▶ **THE REQUEST**
Select the lines below containing the word "this".

Raw records:

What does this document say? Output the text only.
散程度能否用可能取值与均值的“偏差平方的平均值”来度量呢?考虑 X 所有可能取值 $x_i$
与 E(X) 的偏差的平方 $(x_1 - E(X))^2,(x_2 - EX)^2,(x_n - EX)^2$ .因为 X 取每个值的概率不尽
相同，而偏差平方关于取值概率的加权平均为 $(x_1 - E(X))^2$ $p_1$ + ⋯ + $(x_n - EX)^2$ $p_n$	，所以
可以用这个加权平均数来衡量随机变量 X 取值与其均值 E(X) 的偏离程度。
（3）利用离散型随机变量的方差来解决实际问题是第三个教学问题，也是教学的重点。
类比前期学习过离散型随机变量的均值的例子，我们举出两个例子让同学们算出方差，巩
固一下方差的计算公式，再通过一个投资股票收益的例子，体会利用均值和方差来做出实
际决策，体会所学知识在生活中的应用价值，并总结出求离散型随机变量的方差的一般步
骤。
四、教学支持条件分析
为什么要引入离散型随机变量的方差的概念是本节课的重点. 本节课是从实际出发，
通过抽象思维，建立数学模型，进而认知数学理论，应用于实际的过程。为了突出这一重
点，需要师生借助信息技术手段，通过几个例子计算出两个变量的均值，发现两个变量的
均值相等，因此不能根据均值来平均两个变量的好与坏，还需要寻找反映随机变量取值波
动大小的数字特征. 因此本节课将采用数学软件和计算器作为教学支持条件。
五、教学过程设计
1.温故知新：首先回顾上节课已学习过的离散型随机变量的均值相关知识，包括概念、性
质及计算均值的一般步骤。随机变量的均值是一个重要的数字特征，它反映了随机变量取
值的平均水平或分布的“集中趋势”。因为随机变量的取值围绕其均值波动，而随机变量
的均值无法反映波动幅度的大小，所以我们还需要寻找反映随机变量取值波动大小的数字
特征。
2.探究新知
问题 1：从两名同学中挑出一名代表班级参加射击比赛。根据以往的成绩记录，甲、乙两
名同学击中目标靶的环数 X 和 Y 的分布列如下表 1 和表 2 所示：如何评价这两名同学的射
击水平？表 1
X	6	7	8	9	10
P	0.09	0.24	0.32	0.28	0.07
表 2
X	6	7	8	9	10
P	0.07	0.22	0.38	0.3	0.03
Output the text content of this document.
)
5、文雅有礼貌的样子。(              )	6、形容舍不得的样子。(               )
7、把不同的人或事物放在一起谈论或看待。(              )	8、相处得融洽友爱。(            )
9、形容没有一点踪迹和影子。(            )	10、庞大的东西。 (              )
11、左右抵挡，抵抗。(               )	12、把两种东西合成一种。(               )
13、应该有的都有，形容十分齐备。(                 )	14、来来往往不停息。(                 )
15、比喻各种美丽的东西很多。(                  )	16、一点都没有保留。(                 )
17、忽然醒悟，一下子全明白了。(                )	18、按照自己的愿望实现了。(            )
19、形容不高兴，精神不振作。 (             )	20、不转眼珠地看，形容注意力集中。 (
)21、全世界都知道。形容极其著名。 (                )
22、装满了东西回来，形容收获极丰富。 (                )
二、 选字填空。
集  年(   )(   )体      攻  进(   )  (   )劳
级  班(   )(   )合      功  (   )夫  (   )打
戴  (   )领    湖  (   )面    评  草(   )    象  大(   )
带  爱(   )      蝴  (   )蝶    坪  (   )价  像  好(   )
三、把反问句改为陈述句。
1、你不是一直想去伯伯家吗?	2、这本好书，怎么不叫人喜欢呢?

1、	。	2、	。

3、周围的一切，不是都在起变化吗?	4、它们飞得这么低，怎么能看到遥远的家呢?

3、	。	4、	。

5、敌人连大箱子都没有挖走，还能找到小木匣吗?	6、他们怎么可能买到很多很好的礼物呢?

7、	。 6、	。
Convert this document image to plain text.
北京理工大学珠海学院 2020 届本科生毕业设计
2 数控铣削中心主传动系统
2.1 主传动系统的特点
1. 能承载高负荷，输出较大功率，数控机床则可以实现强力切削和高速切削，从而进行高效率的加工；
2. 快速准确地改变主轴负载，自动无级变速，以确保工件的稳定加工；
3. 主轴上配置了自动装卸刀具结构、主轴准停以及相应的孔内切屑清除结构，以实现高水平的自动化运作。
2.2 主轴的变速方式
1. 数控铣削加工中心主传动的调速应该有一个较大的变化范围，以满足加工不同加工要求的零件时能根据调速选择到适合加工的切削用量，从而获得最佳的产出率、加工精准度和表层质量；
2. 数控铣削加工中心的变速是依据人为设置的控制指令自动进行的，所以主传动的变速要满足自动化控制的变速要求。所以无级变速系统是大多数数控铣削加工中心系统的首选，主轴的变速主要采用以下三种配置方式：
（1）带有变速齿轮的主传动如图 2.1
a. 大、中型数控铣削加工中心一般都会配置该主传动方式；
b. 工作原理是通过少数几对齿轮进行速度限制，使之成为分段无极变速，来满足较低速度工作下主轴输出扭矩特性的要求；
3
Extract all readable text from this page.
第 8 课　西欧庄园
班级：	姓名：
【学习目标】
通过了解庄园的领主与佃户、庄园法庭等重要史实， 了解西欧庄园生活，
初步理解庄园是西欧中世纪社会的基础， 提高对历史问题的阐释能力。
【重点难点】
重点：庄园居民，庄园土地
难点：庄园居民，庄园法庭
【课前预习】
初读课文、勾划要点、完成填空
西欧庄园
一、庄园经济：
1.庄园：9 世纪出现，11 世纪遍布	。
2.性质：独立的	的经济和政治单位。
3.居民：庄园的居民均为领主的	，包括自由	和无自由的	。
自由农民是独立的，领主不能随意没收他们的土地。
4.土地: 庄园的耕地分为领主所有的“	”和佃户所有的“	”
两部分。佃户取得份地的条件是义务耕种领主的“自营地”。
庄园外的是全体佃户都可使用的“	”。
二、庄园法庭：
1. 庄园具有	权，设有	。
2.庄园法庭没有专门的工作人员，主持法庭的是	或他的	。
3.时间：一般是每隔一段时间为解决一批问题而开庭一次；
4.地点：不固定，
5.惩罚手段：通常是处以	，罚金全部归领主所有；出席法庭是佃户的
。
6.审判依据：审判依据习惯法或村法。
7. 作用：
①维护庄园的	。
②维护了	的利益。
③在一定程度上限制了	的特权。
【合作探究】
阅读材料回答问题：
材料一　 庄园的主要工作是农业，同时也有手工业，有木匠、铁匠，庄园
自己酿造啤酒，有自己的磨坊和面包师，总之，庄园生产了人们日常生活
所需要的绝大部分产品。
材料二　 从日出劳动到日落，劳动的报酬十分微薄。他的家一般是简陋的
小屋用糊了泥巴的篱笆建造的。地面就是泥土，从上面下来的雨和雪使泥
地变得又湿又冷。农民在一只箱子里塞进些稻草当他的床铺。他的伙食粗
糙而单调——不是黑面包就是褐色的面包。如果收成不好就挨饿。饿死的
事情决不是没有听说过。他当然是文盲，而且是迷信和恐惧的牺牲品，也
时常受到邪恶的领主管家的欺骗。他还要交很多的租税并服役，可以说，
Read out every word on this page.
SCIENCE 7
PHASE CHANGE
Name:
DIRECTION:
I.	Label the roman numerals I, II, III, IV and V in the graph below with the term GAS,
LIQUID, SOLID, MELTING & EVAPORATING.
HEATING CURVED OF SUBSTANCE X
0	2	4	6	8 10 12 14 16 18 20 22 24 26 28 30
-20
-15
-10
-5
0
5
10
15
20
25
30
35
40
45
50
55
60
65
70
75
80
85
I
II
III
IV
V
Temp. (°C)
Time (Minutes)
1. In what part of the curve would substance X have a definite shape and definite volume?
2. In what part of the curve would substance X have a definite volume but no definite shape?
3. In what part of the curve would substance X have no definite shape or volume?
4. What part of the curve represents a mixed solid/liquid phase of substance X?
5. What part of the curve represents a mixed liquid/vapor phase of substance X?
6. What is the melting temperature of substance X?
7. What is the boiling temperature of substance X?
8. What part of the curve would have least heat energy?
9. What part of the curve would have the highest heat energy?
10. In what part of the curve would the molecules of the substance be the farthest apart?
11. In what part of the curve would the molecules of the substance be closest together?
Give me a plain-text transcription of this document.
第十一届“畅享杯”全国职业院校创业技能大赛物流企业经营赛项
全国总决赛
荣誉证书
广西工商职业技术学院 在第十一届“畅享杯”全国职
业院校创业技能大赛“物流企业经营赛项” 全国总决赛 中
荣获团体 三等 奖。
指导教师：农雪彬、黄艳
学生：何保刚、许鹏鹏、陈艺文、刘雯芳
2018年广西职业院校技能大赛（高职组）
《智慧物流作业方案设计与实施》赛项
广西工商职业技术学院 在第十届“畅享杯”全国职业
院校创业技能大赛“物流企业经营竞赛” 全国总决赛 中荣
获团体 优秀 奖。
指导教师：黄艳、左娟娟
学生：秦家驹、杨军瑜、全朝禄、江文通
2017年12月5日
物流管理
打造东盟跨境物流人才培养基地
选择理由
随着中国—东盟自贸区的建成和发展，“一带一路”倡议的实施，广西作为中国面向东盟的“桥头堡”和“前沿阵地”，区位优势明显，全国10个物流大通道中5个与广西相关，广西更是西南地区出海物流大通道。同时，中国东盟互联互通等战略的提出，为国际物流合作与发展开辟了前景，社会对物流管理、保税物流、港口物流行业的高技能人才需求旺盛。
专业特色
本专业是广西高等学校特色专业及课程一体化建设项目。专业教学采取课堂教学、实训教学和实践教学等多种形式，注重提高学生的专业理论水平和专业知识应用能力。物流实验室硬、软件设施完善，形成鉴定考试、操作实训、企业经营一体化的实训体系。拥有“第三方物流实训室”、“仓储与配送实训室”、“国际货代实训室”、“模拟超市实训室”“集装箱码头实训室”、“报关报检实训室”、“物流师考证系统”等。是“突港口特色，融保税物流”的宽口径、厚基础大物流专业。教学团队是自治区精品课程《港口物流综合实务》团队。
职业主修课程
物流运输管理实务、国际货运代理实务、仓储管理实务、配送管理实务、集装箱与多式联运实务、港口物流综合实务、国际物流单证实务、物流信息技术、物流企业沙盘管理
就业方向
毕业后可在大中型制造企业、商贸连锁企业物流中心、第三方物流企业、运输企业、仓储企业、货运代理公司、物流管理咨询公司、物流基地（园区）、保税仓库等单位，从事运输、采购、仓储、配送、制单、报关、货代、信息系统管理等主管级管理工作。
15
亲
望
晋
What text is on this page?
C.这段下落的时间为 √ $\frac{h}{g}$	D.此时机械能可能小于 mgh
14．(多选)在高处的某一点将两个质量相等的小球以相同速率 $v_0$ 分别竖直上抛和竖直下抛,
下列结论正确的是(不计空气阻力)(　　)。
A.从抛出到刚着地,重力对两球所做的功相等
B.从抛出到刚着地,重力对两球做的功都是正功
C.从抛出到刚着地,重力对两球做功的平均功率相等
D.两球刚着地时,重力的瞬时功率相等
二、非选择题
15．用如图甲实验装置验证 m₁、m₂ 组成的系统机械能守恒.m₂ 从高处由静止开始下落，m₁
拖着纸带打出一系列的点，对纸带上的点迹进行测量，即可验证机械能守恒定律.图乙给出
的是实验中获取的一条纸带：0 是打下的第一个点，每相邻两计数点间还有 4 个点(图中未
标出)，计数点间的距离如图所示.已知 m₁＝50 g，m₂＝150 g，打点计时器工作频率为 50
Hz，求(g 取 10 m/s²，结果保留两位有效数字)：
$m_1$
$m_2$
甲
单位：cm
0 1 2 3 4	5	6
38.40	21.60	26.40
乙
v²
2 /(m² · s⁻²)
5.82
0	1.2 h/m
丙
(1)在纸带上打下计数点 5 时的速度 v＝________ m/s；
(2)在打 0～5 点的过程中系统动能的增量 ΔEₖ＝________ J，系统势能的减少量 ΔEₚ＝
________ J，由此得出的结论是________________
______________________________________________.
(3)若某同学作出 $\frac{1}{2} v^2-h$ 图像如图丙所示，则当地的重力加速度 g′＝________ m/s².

▶ **ANSWER IN FULL**
What does this document say? Output the text only.
Output the text content of this document.
Convert this document image to plain text.
Extract all readable text from this page.
Read out every word on this page.
Give me a plain-text transcription of this document.
What text is on this page?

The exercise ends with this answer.